● **Problem to work on**: For each line below that contains the string "менее", copy that line.

Data records
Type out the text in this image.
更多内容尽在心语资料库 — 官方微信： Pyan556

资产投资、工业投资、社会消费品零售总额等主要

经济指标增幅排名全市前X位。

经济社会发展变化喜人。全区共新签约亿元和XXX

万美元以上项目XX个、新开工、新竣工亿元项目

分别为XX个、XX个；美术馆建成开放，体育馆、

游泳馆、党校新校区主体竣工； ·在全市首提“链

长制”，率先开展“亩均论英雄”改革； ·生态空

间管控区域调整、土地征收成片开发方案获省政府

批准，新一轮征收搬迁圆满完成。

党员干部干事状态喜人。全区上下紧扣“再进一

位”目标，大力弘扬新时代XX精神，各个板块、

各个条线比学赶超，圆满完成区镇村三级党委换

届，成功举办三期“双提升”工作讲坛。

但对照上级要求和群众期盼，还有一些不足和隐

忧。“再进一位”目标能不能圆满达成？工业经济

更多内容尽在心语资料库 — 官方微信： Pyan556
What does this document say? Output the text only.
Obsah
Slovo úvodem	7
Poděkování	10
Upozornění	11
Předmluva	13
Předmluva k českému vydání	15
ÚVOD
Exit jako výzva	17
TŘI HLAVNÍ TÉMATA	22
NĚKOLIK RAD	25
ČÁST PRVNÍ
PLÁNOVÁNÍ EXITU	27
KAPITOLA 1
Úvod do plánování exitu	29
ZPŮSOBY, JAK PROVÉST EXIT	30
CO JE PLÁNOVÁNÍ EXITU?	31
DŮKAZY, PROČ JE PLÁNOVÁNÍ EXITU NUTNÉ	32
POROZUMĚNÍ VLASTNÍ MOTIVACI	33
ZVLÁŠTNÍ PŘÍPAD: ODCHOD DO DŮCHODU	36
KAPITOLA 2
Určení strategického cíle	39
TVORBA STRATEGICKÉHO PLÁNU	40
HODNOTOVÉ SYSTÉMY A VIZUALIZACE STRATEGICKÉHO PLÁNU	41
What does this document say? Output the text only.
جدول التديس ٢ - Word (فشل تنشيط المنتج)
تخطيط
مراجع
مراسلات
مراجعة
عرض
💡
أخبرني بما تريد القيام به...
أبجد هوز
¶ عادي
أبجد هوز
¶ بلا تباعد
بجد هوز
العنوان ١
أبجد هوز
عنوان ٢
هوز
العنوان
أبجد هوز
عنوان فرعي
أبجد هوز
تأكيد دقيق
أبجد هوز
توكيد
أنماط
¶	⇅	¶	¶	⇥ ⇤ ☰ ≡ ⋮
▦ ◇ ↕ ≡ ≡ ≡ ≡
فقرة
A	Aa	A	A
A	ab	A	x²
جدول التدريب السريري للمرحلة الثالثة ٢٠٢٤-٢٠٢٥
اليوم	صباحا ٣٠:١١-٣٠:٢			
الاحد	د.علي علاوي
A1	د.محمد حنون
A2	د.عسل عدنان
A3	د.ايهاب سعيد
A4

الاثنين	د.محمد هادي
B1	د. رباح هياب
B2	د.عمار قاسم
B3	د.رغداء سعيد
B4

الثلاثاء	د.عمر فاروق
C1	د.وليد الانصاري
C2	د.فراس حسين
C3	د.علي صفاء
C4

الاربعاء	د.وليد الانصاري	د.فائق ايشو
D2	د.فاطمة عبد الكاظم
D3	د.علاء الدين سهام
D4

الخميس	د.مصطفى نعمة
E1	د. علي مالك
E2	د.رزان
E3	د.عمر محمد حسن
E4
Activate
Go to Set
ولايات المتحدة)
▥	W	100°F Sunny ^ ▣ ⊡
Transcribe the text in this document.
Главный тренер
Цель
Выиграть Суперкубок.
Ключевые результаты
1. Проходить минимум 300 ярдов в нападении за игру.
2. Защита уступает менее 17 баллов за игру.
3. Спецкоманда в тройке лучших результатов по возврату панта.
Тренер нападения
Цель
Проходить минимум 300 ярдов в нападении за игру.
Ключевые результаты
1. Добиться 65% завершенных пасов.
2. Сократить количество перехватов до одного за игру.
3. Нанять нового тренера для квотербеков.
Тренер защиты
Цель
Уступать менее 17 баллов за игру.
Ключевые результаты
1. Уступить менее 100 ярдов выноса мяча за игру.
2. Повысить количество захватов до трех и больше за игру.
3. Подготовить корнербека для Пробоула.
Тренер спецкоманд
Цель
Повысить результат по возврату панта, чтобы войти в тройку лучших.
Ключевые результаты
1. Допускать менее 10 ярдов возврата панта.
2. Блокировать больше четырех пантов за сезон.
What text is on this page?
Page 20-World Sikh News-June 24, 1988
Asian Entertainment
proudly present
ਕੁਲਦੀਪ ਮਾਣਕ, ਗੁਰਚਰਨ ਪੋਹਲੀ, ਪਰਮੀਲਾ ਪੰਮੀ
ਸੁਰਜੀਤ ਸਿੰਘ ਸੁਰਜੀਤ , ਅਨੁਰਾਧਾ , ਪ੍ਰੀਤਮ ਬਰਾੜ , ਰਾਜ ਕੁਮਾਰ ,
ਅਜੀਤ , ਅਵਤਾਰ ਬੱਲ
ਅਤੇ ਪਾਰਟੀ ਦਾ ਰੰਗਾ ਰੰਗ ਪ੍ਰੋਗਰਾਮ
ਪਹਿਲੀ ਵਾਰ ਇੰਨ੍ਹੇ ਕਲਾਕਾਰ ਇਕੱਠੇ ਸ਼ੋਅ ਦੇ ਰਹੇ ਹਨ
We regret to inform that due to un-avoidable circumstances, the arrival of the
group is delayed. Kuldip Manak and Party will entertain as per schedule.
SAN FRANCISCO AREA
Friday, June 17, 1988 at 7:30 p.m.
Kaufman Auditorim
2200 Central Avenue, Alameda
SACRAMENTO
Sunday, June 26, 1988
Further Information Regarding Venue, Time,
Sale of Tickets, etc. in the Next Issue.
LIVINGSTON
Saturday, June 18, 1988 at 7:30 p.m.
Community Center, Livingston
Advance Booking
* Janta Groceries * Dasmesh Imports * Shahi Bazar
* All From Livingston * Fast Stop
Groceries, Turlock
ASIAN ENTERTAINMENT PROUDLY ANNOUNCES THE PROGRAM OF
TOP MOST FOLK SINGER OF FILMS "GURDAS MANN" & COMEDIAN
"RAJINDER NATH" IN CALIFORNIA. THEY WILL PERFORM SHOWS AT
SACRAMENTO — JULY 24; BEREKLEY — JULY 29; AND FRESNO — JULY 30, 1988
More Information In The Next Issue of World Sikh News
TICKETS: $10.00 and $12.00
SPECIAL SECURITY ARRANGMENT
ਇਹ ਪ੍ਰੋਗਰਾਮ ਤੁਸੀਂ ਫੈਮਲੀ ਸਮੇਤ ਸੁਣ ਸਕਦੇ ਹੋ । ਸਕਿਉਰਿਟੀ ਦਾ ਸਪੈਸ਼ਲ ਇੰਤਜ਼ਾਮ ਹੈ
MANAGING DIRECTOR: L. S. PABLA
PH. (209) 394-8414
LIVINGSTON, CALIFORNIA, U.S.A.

● **Correct result**:
2. Защита уступает менее 17 баллов за игру.
Уступать менее 17 баллов за игру.
1. Уступить менее 100 ярдов выноса мяча за игру.
1. Допускать менее 10 ярдов возврата панта.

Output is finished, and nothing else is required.